+++ Record list +++

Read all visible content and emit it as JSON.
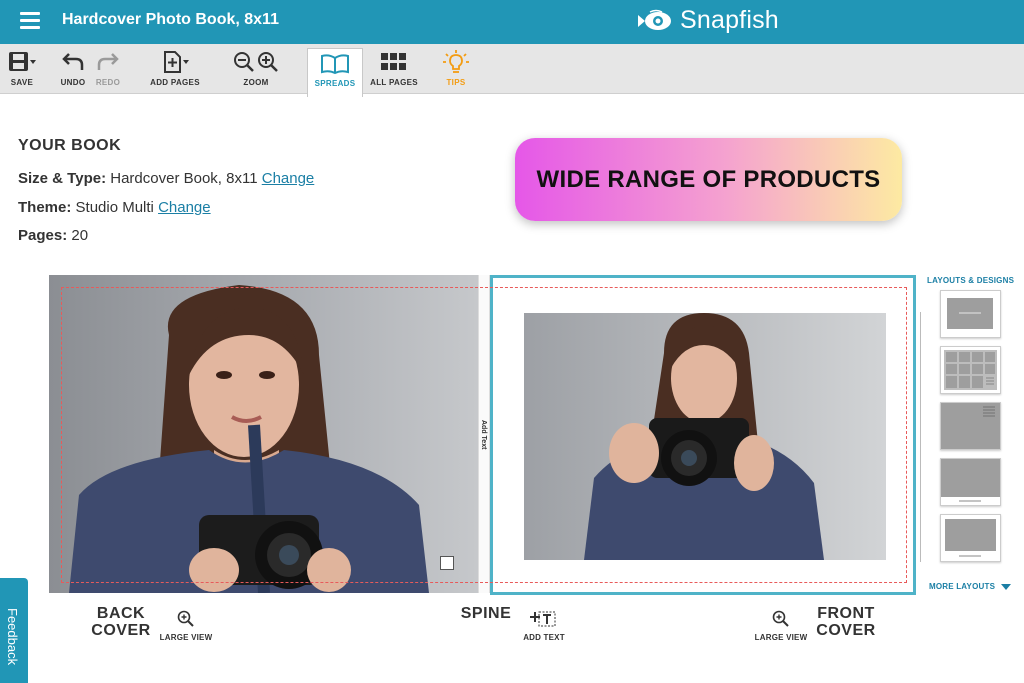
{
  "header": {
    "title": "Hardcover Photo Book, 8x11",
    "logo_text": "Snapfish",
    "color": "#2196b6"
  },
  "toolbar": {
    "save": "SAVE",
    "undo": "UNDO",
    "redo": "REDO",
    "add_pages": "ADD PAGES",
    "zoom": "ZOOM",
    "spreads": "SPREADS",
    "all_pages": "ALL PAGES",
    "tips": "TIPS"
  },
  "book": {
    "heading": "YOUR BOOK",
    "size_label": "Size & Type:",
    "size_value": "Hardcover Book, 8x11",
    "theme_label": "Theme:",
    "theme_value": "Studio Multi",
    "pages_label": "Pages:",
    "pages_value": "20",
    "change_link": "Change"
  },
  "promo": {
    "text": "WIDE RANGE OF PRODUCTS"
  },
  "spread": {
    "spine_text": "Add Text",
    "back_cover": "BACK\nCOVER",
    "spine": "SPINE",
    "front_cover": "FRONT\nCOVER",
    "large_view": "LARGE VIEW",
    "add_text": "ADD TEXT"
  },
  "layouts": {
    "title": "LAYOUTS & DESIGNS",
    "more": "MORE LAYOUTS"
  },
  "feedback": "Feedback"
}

+++
+++ Record list +++

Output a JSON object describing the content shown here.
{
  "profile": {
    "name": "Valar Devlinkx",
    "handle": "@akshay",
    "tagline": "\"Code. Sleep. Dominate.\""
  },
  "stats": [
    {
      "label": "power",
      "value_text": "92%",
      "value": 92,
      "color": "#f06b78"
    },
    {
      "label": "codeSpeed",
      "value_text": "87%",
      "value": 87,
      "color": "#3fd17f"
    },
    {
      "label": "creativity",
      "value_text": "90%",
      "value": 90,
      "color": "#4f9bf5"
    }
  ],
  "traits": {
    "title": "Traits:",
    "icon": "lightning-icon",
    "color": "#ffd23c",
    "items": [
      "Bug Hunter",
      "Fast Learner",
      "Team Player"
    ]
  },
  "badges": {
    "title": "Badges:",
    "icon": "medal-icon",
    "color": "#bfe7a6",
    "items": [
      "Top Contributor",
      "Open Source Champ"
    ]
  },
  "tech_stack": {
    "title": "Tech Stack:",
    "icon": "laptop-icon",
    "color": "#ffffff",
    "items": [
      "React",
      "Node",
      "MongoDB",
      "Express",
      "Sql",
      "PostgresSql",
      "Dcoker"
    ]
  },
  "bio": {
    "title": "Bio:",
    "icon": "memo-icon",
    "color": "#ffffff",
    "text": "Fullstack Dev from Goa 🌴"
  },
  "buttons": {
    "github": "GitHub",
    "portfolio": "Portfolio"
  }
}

+++

# Objective
Lines containing the word "JSON" must all be returned from the material above.

# Completed task
Read all visible content and emit it as JSON.
Output a JSON object describing the content shown here.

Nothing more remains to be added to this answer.